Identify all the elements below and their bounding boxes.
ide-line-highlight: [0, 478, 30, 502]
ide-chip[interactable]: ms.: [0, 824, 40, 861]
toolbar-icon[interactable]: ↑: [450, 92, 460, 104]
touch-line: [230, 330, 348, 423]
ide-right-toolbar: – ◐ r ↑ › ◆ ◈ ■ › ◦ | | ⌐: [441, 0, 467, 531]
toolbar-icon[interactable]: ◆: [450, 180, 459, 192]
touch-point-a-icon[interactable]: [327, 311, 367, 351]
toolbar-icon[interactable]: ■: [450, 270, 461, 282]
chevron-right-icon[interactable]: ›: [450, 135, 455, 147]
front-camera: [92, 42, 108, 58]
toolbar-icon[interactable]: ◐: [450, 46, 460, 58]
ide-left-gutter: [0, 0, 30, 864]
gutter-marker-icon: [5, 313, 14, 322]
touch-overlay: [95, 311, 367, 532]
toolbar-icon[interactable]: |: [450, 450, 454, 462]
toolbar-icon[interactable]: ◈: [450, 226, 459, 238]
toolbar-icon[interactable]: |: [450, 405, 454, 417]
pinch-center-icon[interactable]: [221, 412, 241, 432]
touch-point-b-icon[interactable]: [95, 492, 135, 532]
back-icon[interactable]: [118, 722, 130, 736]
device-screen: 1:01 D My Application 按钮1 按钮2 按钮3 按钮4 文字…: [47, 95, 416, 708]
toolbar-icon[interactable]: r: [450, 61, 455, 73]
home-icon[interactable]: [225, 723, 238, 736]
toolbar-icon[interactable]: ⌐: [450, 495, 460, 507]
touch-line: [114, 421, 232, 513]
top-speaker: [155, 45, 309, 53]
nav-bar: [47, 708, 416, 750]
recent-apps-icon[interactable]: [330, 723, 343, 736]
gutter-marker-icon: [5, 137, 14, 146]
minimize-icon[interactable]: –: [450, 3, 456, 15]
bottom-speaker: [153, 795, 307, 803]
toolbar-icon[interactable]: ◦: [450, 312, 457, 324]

───

WRITTEN REQUEST
Retype the listing word for word, starting at its first line and stopping after the line that contains "top-speaker: [155, 45, 309, 53]", with both of those lines included.

FULL ANSWER
Identify all the elements below and their bounding boxes.
ide-line-highlight: [0, 478, 30, 502]
ide-chip[interactable]: ms.: [0, 824, 40, 861]
toolbar-icon[interactable]: ↑: [450, 92, 460, 104]
touch-line: [230, 330, 348, 423]
ide-right-toolbar: – ◐ r ↑ › ◆ ◈ ■ › ◦ | | ⌐: [441, 0, 467, 531]
toolbar-icon[interactable]: ◆: [450, 180, 459, 192]
touch-point-a-icon[interactable]: [327, 311, 367, 351]
toolbar-icon[interactable]: ■: [450, 270, 461, 282]
chevron-right-icon[interactable]: ›: [450, 135, 455, 147]
front-camera: [92, 42, 108, 58]
toolbar-icon[interactable]: ◐: [450, 46, 460, 58]
ide-left-gutter: [0, 0, 30, 864]
gutter-marker-icon: [5, 313, 14, 322]
touch-overlay: [95, 311, 367, 532]
toolbar-icon[interactable]: |: [450, 450, 454, 462]
toolbar-icon[interactable]: ◈: [450, 226, 459, 238]
toolbar-icon[interactable]: |: [450, 405, 454, 417]
pinch-center-icon[interactable]: [221, 412, 241, 432]
touch-point-b-icon[interactable]: [95, 492, 135, 532]
back-icon[interactable]: [118, 722, 130, 736]
device-screen: 1:01 D My Application 按钮1 按钮2 按钮3 按钮4 文字…: [47, 95, 416, 708]
toolbar-icon[interactable]: r: [450, 61, 455, 73]
home-icon[interactable]: [225, 723, 238, 736]
toolbar-icon[interactable]: ⌐: [450, 495, 460, 507]
touch-line: [114, 421, 232, 513]
top-speaker: [155, 45, 309, 53]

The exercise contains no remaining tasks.